[start]

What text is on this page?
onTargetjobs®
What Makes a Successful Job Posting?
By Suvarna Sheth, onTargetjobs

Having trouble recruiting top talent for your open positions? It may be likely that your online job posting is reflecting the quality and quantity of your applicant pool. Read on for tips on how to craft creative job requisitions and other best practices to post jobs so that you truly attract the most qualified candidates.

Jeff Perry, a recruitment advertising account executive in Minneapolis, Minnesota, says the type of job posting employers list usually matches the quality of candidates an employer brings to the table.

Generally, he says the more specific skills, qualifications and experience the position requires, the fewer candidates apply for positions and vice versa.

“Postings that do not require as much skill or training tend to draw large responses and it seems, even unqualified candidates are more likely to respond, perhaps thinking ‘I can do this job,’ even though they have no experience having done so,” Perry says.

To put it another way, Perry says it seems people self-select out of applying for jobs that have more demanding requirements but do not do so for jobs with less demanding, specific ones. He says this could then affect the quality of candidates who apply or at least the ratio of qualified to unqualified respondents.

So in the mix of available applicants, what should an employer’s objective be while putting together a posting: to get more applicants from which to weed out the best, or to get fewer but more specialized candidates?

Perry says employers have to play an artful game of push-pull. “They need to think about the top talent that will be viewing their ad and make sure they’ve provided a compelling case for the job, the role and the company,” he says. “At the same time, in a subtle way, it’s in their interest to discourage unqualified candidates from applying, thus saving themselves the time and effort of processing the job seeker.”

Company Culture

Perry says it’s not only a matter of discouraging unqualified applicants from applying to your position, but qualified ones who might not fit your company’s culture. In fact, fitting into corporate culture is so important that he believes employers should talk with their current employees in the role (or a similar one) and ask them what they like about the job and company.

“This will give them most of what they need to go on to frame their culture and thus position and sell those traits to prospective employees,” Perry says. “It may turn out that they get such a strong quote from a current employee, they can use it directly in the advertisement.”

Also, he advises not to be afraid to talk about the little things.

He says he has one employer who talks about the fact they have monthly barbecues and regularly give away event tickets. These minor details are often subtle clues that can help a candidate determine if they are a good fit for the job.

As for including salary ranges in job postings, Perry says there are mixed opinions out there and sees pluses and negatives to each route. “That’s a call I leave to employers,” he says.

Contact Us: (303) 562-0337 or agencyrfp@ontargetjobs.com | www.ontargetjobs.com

[end]

## Exercise prompt
Retype the material in full. Each word must match.

## Result below
What text is on this page?
onTargetjobs®
What Makes a Successful Job Posting?
By Suvarna Sheth, onTargetjobs

Having trouble recruiting top talent for your open positions? It may be likely that your online job posting is reflecting the quality and quantity of your applicant pool. Read on for tips on how to craft creative job requisitions and other best practices to post jobs so that you truly attract the most qualified candidates.

Jeff Perry, a recruitment advertising account executive in Minneapolis, Minnesota, says the type of job posting employers list usually matches the quality of candidates an employer brings to the table.

Generally, he says the more specific skills, qualifications and experience the position requires, the fewer candidates apply for positions and vice versa.

“Postings that do not require as much skill or training tend to draw large responses and it seems, even unqualified candidates are more likely to respond, perhaps thinking ‘I can do this job,’ even though they have no experience having done so,” Perry says.

To put it another way, Perry says it seems people self-select out of applying for jobs that have more demanding requirements but do not do so for jobs with less demanding, specific ones. He says this could then affect the quality of candidates who apply or at least the ratio of qualified to unqualified respondents.

So in the mix of available applicants, what should an employer’s objective be while putting together a posting: to get more applicants from which to weed out the best, or to get fewer but more specialized candidates?

Perry says employers have to play an artful game of push-pull. “They need to think about the top talent that will be viewing their ad and make sure they’ve provided a compelling case for the job, the role and the company,” he says. “At the same time, in a subtle way, it’s in their interest to discourage unqualified candidates from applying, thus saving themselves the time and effort of processing the job seeker.”

Company Culture

Perry says it’s not only a matter of discouraging unqualified applicants from applying to your position, but qualified ones who might not fit your company’s culture. In fact, fitting into corporate culture is so important that he believes employers should talk with their current employees in the role (or a similar one) and ask them what they like about the job and company.

“This will give them most of what they need to go on to frame their culture and thus position and sell those traits to prospective employees,” Perry says. “It may turn out that they get such a strong quote from a current employee, they can use it directly in the advertisement.”

Also, he advises not to be afraid to talk about the little things.

He says he has one employer who talks about the fact they have monthly barbecues and regularly give away event tickets. These minor details are often subtle clues that can help a candidate determine if they are a good fit for the job.

As for including salary ranges in job postings, Perry says there are mixed opinions out there and sees pluses and negatives to each route. “That’s a call I leave to employers,” he says.

Contact Us: (303) 562-0337 or agencyrfp@ontargetjobs.com | www.ontargetjobs.com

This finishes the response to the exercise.